▶ **What is being asked**
Search the data for the word "text" and copy every line where it occurs.

▶ **The data**

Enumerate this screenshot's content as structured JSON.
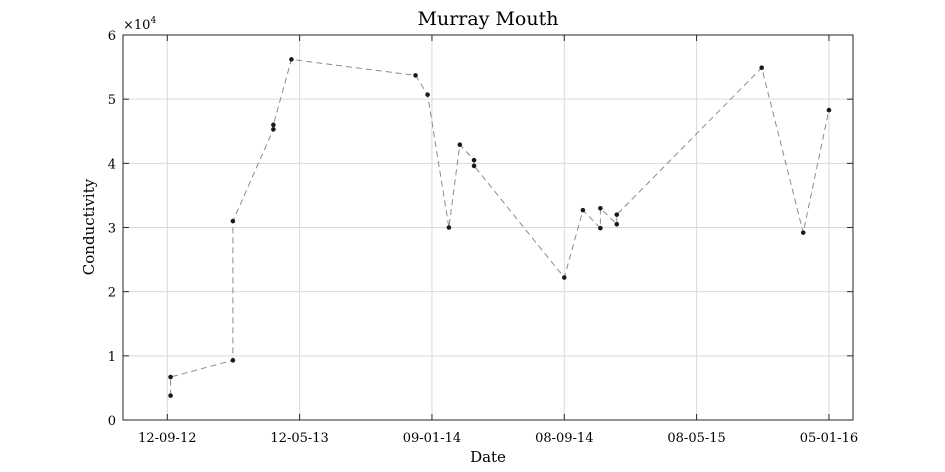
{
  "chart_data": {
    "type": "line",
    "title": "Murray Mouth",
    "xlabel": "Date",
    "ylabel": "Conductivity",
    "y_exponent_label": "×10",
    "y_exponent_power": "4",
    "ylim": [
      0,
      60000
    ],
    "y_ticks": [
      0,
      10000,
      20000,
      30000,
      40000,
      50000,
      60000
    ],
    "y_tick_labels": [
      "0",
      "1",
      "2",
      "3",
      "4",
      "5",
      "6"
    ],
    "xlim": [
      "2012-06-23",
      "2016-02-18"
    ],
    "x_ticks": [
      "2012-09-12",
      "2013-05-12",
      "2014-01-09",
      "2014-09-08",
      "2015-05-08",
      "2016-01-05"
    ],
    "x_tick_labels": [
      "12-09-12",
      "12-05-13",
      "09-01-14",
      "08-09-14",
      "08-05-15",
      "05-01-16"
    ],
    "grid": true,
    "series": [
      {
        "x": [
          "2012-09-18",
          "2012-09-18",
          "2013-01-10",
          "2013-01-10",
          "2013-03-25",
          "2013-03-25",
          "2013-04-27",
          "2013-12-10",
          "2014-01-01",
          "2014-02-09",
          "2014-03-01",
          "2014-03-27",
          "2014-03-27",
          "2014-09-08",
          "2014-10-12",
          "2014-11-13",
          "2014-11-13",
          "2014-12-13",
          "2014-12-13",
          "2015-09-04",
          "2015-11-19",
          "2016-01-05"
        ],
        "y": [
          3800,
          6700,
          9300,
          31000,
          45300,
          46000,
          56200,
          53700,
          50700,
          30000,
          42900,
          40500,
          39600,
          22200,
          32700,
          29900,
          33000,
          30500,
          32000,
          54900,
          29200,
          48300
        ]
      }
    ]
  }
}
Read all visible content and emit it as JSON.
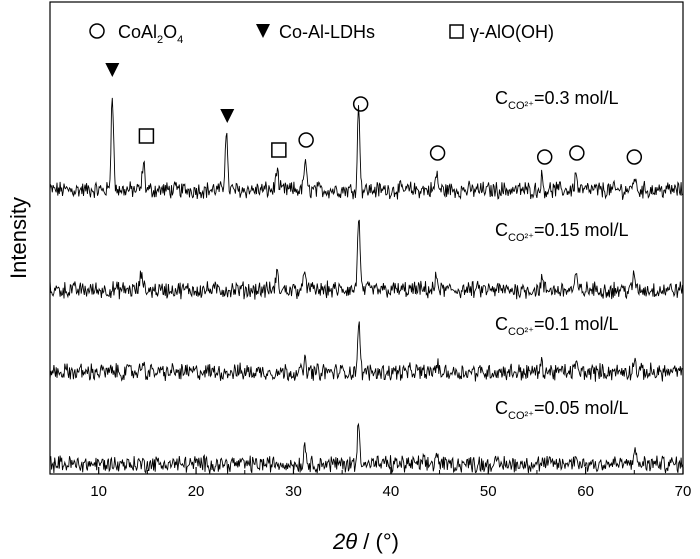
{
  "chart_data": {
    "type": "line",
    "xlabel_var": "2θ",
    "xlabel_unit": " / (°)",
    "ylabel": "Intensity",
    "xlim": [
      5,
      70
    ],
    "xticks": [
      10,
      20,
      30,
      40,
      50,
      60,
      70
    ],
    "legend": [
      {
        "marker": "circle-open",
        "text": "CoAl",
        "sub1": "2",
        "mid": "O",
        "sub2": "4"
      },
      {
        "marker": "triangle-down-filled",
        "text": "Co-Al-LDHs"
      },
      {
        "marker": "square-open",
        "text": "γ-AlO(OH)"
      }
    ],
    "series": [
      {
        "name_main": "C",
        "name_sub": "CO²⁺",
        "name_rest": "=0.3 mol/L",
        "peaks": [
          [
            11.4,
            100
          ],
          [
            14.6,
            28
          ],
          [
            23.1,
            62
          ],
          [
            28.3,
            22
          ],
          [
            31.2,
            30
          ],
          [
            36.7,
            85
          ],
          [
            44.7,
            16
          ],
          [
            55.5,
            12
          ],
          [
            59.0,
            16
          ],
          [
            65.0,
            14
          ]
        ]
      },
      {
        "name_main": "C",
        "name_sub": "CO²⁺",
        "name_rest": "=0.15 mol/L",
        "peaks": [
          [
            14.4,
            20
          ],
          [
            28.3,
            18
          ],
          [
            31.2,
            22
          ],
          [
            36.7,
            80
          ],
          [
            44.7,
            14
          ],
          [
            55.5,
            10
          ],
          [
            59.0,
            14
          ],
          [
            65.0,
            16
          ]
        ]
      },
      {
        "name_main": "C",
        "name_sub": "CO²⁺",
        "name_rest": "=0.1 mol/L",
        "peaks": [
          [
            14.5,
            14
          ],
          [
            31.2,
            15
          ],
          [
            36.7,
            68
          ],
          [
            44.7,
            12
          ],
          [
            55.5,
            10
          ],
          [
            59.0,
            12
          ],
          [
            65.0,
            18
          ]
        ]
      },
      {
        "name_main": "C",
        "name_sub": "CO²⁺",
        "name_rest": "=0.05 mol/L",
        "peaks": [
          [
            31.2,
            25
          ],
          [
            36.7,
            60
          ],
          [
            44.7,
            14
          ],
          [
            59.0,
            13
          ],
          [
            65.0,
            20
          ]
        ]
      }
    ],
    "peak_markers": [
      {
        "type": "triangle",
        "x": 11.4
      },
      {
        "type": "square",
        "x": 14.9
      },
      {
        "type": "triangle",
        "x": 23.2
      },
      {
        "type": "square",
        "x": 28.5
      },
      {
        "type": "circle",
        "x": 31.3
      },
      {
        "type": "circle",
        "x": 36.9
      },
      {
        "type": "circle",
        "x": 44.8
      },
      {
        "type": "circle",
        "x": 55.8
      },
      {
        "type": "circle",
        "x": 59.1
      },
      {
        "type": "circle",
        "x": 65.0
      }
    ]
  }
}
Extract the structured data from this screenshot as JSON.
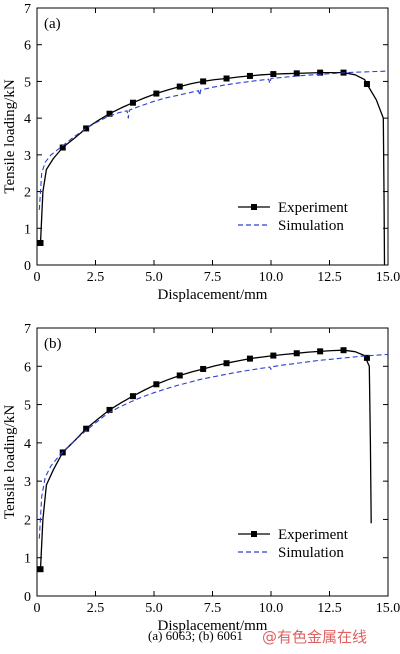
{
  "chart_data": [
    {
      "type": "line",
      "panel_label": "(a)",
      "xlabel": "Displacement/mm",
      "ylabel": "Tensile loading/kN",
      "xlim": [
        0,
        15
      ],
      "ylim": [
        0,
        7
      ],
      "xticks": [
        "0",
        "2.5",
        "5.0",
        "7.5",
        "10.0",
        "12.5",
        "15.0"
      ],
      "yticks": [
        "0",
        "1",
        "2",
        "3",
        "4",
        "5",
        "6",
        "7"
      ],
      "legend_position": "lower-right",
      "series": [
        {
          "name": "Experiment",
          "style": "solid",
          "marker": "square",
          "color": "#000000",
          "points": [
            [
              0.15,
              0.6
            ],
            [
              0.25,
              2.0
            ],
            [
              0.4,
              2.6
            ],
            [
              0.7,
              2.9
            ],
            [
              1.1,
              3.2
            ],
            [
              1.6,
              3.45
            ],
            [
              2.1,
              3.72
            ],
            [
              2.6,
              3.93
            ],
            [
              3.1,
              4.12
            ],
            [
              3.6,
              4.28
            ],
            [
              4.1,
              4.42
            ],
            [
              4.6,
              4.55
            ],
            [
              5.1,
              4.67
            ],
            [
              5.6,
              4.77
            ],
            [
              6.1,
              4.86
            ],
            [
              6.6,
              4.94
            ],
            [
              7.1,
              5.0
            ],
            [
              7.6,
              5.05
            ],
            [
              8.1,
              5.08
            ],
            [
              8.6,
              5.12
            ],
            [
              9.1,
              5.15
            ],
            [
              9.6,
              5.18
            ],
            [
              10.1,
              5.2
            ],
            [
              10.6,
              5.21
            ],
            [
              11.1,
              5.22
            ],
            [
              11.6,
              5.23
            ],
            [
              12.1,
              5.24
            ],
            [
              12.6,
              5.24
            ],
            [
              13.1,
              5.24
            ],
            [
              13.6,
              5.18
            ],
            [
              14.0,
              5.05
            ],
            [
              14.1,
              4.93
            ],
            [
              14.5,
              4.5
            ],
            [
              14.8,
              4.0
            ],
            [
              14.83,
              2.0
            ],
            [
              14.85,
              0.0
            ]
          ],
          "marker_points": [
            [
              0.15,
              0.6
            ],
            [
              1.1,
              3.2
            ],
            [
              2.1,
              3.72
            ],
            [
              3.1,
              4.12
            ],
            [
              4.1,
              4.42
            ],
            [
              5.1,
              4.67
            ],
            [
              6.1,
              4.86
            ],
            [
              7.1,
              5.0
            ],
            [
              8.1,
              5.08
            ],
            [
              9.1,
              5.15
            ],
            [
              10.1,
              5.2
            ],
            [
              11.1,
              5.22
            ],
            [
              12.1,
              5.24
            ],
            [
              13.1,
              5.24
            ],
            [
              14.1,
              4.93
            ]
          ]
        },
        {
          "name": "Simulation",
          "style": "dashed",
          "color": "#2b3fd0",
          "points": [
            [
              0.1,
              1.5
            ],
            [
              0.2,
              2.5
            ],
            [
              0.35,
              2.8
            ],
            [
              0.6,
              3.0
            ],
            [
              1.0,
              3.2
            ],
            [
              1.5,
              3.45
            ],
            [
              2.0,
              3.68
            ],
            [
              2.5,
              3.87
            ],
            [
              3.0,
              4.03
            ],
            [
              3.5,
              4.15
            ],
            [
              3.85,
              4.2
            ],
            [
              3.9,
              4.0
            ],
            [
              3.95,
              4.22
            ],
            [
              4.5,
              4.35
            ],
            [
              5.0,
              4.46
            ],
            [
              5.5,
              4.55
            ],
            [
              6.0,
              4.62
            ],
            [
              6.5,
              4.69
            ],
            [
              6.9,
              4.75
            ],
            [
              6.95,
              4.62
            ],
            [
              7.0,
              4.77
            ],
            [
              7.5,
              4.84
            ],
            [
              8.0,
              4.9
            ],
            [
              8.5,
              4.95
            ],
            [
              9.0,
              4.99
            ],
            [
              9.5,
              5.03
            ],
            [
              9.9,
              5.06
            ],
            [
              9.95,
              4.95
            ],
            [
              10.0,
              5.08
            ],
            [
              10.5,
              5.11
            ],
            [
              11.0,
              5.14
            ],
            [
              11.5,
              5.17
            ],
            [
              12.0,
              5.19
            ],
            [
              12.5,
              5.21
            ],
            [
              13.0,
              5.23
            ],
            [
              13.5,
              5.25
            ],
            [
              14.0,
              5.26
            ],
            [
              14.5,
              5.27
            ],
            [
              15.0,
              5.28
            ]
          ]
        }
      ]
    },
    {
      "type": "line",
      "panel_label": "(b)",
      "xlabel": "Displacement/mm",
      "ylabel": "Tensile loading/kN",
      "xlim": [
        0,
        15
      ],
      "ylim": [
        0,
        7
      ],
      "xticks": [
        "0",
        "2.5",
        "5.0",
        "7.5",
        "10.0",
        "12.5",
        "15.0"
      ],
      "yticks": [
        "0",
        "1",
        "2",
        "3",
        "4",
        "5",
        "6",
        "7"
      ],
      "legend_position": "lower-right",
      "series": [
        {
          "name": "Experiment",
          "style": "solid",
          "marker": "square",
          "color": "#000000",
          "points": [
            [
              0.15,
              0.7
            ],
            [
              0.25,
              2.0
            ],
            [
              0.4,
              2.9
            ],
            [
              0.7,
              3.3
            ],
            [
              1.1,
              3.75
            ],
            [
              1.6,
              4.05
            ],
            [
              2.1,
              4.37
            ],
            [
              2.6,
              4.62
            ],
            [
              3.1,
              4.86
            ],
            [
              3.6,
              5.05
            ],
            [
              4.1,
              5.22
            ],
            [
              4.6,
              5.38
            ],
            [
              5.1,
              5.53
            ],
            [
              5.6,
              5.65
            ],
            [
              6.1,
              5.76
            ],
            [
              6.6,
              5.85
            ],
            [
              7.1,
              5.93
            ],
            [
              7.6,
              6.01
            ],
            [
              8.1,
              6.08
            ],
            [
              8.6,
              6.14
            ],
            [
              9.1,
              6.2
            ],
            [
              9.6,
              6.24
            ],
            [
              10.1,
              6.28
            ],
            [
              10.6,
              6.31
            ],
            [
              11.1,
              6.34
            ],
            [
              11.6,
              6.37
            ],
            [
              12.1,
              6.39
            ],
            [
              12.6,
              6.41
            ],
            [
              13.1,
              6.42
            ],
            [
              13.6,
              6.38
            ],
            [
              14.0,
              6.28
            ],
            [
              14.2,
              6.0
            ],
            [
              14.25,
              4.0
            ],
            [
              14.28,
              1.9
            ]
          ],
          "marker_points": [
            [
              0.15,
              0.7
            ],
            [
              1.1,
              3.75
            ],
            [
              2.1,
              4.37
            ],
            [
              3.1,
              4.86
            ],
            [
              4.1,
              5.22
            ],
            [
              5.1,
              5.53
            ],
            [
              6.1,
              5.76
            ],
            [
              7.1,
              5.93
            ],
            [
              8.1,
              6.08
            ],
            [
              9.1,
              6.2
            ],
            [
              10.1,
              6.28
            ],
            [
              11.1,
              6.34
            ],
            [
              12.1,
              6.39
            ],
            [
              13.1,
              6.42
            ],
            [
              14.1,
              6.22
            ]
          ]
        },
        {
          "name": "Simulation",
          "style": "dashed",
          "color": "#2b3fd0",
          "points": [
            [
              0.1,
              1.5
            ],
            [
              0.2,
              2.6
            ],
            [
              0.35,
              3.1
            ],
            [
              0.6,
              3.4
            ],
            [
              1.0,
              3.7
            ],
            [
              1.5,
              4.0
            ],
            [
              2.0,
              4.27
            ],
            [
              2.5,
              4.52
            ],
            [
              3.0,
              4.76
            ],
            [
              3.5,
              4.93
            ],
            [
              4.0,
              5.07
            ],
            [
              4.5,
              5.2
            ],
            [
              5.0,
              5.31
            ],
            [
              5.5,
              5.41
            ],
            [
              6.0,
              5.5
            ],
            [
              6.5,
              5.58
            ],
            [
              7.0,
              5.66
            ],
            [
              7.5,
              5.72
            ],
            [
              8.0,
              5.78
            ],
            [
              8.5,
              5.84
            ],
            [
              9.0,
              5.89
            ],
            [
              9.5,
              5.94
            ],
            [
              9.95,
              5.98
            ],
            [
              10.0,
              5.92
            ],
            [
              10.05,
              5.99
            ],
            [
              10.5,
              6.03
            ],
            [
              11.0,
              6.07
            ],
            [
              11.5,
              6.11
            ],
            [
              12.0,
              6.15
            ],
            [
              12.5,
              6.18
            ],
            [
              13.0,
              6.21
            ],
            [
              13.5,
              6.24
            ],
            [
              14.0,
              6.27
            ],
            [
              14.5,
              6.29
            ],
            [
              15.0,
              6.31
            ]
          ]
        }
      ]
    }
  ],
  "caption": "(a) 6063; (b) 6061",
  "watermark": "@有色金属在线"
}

▶ **Reply**
        "text": "CoAl",
        "text": "Co-Al-LDHs"
        "text": "γ-AlO(OH)"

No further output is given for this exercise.